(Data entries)
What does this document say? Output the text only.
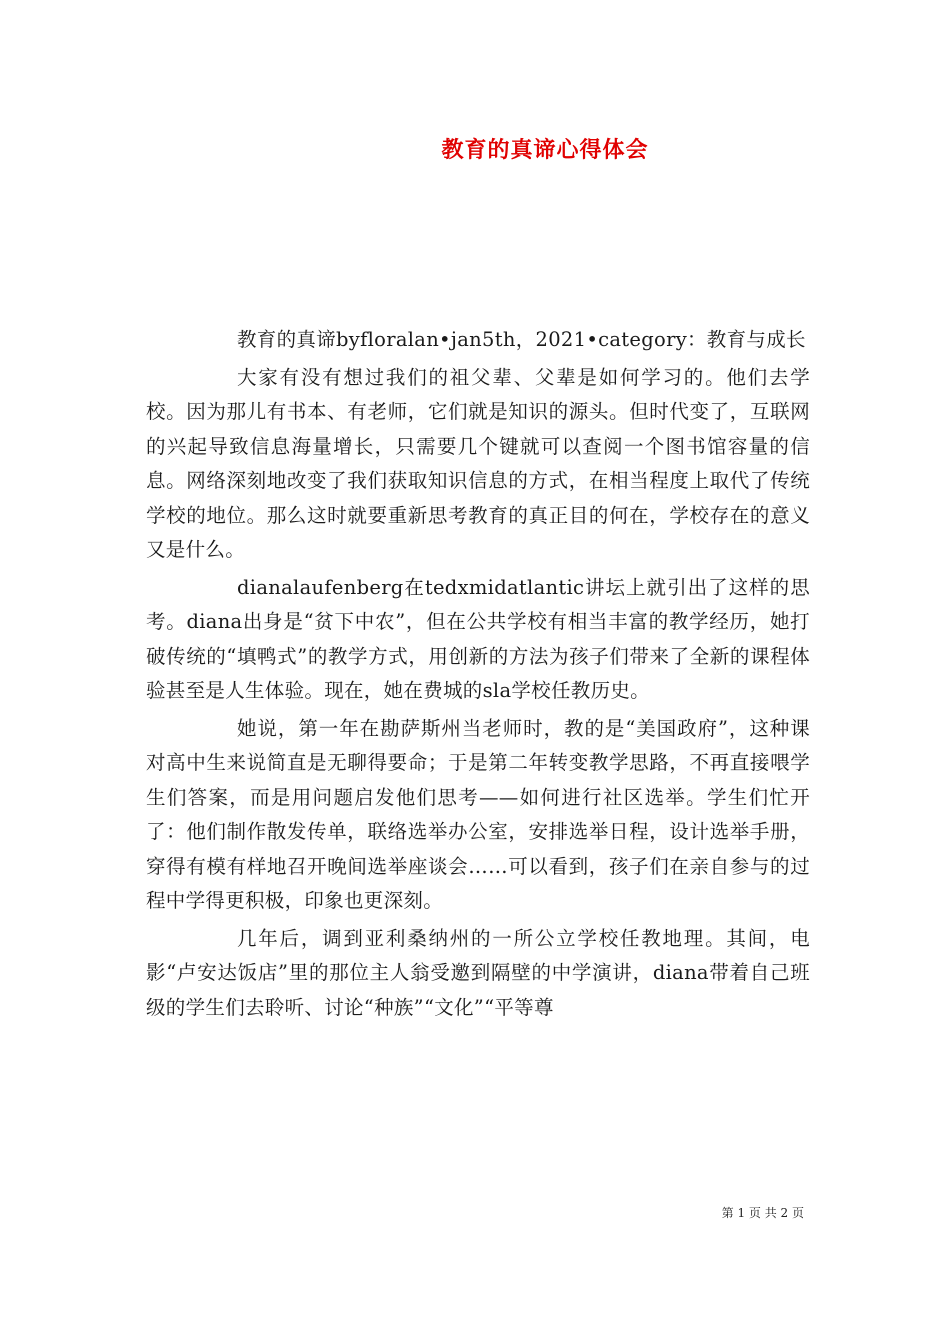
教育的真谛心得体会

教育的真谛byfloralan•jan5th，2021•category：教育与成长

大家有没有想过我们的祖父辈、父辈是如何学习的。他们去学校。因为那儿有书本、有老师，它们就是知识的源头。但时代变了，互联网的兴起导致信息海量增长，只需要几个键就可以查阅一个图书馆容量的信息。网络深刻地改变了我们获取知识信息的方式，在相当程度上取代了传统学校的地位。那么这时就要重新思考教育的真正目的何在，学校存在的意义又是什么。

dianalaufenberg在tedxmidatlantic讲坛上就引出了这样的思考。diana出身是“贫下中农”，但在公共学校有相当丰富的教学经历，她打破传统的“填鸭式”的教学方式，用创新的方法为孩子们带来了全新的课程体验甚至是人生体验。现在，她在费城的sla学校任教历史。

她说，第一年在勘萨斯州当老师时，教的是“美国政府”，这种课对高中生来说简直是无聊得要命；于是第二年转变教学思路，不再直接喂学生们答案，而是用问题启发他们思考——如何进行社区选举。学生们忙开了：他们制作散发传单，联络选举办公室，安排选举日程，设计选举手册，穿得有模有样地召开晚间选举座谈会……可以看到，孩子们在亲自参与的过程中学得更积极，印象也更深刻。

几年后，调到亚利桑纳州的一所公立学校任教地理。其间，电影“卢安达饭店”里的那位主人翁受邀到隔壁的中学演讲，diana带着自己班级的学生们去聆听、讨论“种族”“文化”“平等尊

第 1 页 共 2 页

_Task_
Repeat the material above in full and unchanged, minus its images.

_Complete output_
What does this document say? Output the text only.
教育的真谛心得体会

教育的真谛byfloralan•jan5th，2021•category：教育与成长

大家有没有想过我们的祖父辈、父辈是如何学习的。他们去学校。因为那儿有书本、有老师，它们就是知识的源头。但时代变了，互联网的兴起导致信息海量增长，只需要几个键就可以查阅一个图书馆容量的信息。网络深刻地改变了我们获取知识信息的方式，在相当程度上取代了传统学校的地位。那么这时就要重新思考教育的真正目的何在，学校存在的意义又是什么。

dianalaufenberg在tedxmidatlantic讲坛上就引出了这样的思考。diana出身是“贫下中农”，但在公共学校有相当丰富的教学经历，她打破传统的“填鸭式”的教学方式，用创新的方法为孩子们带来了全新的课程体验甚至是人生体验。现在，她在费城的sla学校任教历史。

她说，第一年在勘萨斯州当老师时，教的是“美国政府”，这种课对高中生来说简直是无聊得要命；于是第二年转变教学思路，不再直接喂学生们答案，而是用问题启发他们思考——如何进行社区选举。学生们忙开了：他们制作散发传单，联络选举办公室，安排选举日程，设计选举手册，穿得有模有样地召开晚间选举座谈会……可以看到，孩子们在亲自参与的过程中学得更积极，印象也更深刻。

几年后，调到亚利桑纳州的一所公立学校任教地理。其间，电影“卢安达饭店”里的那位主人翁受邀到隔壁的中学演讲，diana带着自己班级的学生们去聆听、讨论“种族”“文化”“平等尊

第 1 页 共 2 页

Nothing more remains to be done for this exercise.